Exercise prompt:
Check each line of the material. Copy those containing "grid".

Data supplied:
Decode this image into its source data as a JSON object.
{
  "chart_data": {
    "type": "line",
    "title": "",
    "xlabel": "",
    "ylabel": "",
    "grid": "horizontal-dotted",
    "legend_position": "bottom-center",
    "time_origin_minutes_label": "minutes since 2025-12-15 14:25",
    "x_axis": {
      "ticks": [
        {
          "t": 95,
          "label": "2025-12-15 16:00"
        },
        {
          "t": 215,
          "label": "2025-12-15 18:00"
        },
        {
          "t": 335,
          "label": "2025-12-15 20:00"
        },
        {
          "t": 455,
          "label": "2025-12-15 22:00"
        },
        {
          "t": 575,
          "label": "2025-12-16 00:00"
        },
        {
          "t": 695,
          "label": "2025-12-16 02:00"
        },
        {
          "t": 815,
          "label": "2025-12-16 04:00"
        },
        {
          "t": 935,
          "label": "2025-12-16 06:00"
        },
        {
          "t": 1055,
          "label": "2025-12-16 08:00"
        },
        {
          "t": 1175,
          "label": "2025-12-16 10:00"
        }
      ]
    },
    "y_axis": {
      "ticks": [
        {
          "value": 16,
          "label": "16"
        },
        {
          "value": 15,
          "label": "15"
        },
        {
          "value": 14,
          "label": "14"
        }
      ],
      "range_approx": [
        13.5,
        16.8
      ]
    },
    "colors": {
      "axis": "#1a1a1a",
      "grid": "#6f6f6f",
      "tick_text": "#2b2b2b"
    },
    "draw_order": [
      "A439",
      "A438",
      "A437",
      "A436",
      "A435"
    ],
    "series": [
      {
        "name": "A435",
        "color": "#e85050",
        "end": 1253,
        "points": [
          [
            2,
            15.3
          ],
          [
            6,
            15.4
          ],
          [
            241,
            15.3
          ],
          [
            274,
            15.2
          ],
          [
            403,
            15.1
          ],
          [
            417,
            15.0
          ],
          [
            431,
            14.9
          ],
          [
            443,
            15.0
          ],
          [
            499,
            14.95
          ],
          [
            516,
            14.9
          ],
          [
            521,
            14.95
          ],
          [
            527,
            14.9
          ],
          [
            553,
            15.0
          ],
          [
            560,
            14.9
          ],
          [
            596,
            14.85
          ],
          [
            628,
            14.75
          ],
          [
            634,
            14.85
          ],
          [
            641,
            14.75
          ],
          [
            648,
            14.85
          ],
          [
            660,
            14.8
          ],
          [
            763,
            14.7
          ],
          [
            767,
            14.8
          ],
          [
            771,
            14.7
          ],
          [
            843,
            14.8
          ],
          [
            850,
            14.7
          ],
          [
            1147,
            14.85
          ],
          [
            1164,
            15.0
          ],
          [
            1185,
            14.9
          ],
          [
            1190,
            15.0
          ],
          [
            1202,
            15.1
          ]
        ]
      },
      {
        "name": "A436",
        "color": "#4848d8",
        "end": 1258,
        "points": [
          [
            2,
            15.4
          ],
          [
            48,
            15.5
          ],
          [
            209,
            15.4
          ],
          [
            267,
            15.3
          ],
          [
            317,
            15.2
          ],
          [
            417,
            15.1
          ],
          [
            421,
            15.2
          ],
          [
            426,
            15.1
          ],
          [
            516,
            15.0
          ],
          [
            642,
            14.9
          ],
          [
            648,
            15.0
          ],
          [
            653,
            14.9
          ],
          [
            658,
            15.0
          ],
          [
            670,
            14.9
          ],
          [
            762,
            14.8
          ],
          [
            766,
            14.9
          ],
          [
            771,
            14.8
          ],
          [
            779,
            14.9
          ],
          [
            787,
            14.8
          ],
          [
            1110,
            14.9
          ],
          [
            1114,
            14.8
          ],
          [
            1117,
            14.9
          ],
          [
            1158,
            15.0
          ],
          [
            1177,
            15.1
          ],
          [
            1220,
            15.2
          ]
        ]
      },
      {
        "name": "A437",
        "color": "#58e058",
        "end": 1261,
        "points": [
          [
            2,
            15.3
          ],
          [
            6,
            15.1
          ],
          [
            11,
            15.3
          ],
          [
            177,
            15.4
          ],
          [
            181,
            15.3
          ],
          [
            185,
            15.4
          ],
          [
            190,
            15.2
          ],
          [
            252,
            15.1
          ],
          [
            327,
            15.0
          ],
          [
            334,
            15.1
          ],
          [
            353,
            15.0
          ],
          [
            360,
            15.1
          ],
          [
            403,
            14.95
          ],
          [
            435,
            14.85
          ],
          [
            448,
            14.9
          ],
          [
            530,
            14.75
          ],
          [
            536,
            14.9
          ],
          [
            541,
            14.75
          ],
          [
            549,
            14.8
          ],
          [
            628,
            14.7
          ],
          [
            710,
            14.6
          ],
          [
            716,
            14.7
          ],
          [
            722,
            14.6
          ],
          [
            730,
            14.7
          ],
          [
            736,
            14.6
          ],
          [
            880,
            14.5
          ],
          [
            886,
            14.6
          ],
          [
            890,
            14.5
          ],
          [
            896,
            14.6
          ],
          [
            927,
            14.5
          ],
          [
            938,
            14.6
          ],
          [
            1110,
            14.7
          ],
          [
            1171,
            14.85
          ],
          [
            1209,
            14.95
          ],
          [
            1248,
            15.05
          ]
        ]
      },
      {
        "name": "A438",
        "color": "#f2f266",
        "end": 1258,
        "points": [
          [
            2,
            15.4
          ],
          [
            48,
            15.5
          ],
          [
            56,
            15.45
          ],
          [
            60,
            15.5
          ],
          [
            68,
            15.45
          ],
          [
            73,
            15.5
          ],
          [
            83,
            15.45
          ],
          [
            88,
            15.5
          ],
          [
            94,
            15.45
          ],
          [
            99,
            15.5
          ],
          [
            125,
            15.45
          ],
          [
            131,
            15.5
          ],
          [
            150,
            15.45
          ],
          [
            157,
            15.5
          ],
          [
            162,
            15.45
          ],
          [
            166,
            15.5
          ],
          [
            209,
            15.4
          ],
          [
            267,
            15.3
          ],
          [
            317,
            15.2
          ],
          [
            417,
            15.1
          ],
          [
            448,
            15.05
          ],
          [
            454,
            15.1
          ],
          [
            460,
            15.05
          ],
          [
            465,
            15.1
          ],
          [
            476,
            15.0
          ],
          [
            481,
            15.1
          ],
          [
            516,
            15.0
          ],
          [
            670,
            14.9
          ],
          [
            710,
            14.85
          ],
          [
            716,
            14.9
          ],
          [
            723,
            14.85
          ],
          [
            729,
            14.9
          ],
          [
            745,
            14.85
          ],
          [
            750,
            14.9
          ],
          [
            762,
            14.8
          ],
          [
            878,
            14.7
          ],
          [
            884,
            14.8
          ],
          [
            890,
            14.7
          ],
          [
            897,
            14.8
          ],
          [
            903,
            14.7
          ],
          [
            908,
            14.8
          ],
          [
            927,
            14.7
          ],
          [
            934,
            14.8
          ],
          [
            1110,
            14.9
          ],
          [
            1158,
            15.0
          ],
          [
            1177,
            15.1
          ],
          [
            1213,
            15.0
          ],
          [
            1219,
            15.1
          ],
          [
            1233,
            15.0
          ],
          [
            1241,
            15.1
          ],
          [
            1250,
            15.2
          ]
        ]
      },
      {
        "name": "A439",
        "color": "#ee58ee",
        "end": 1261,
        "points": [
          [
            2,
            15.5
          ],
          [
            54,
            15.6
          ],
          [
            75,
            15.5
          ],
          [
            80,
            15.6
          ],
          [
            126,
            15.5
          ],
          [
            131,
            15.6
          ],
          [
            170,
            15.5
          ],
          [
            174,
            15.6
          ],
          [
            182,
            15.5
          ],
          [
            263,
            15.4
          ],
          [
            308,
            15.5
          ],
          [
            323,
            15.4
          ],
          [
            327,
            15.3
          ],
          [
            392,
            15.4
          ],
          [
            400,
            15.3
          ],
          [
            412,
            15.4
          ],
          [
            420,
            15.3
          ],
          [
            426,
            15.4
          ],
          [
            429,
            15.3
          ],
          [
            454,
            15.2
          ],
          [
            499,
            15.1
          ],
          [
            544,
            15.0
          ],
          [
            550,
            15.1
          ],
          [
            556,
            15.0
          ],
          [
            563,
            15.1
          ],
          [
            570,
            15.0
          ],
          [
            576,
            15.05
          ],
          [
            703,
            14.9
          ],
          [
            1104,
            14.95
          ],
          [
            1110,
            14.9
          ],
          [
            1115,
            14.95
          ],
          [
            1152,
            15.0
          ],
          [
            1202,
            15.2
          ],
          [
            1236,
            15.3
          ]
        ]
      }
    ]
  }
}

Correct response:
    "grid": "horizontal-dotted",
      "grid": "#6f6f6f",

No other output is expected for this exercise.